Reproduce each line that includes the word "ГОСТ".
[start]
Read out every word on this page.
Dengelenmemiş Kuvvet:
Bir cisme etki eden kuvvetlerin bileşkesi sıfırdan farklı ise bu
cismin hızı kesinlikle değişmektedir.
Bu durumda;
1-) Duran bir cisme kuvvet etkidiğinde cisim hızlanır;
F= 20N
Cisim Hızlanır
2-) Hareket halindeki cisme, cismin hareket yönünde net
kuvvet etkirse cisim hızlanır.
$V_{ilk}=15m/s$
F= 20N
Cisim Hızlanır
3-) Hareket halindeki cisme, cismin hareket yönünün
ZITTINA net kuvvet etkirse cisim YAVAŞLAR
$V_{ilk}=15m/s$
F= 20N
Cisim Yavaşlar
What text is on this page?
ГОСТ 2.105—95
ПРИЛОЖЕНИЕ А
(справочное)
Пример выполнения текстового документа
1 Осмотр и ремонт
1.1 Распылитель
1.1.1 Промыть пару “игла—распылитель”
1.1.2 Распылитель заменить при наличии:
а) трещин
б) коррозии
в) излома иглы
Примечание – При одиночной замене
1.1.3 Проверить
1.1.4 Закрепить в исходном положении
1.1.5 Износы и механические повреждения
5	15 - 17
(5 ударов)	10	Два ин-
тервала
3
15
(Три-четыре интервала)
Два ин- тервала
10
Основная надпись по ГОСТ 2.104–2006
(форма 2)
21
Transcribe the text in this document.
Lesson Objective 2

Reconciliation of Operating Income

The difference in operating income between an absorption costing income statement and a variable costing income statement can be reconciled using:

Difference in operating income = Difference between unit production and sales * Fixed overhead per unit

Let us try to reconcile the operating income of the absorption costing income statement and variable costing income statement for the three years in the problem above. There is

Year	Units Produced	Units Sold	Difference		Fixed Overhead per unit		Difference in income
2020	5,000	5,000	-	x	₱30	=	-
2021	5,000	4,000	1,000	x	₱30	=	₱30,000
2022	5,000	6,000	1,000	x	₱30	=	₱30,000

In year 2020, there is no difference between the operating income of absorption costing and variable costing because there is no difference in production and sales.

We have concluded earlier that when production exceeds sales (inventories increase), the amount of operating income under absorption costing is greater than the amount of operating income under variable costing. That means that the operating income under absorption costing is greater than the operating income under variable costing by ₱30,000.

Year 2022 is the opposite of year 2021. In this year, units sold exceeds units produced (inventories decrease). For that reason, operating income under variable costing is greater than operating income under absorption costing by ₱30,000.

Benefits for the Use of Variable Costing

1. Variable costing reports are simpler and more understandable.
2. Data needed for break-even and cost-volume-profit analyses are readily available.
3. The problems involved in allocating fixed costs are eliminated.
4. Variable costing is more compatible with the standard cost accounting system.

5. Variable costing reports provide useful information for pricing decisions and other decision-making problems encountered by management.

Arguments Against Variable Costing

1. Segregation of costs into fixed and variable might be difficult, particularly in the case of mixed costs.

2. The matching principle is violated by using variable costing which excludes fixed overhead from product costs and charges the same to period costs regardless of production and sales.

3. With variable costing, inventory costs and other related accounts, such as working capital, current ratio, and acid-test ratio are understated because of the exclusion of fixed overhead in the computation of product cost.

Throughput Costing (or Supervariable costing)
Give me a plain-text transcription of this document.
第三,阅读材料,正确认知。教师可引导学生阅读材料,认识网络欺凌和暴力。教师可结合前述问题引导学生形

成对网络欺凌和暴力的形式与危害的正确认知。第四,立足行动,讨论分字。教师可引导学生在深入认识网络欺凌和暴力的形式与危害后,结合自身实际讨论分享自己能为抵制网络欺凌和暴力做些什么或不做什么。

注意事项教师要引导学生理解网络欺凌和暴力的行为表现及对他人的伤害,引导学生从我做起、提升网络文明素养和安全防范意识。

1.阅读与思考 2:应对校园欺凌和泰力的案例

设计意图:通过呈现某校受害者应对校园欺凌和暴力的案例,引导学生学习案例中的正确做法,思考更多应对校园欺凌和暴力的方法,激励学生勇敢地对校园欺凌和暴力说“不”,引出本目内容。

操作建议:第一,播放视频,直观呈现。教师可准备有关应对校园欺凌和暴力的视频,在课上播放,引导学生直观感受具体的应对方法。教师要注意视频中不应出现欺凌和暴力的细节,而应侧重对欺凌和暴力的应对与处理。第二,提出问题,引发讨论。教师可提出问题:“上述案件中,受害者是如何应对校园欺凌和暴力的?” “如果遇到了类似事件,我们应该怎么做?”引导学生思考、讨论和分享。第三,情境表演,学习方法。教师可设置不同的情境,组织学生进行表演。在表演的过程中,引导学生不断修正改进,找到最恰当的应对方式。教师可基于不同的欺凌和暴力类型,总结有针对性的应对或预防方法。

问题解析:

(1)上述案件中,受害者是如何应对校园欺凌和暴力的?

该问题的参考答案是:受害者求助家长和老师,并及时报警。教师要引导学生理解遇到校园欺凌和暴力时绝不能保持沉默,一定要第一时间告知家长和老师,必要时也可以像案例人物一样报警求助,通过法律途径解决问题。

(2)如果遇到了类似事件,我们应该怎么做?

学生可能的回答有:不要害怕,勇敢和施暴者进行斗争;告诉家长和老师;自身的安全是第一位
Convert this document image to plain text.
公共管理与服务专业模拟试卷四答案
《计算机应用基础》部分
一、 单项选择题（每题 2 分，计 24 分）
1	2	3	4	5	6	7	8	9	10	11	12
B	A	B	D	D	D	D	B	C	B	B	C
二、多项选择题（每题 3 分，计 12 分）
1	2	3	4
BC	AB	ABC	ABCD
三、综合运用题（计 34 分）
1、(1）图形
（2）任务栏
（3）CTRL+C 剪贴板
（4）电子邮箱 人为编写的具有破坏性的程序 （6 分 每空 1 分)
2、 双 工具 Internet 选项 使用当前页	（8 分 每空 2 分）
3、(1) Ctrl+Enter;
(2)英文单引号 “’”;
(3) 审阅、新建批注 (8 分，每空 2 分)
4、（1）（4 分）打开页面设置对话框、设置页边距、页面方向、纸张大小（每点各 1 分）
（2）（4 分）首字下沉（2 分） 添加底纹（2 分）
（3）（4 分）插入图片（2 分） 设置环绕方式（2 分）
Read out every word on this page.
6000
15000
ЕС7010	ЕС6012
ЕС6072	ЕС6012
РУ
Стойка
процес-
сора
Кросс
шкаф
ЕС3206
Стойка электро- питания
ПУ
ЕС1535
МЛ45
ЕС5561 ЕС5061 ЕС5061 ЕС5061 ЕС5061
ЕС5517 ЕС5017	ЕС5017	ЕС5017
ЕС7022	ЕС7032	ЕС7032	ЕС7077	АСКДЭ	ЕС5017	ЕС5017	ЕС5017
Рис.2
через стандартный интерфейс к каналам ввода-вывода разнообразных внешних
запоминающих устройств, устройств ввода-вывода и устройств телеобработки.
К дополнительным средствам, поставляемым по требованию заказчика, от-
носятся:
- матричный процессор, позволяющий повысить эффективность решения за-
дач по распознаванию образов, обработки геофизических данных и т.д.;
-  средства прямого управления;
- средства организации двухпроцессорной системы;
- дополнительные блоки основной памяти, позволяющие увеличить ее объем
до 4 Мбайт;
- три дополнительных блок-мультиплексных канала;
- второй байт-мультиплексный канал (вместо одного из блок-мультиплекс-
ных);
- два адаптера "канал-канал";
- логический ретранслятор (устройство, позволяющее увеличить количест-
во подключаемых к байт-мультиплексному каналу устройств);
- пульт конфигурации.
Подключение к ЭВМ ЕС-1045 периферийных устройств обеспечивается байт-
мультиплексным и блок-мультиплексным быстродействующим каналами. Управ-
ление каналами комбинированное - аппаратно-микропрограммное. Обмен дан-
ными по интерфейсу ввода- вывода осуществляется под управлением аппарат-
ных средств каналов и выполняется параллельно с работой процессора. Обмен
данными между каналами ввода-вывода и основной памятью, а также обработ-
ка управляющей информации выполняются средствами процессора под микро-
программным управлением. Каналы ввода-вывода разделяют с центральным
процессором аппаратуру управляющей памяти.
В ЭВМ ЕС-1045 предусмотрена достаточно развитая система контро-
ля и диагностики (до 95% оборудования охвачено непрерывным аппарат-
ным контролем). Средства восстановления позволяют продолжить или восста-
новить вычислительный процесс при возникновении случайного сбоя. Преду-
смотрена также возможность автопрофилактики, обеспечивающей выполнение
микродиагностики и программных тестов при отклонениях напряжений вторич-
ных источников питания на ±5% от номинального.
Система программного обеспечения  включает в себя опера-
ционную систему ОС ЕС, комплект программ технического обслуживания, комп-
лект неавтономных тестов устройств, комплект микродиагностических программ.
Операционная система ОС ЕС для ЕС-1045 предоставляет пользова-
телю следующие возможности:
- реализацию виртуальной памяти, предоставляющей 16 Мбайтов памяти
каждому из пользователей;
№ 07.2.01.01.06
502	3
[end]
» **EXERCISE RESULT**:
ГОСТ 2.105—95
Основная надпись по ГОСТ 2.104–2006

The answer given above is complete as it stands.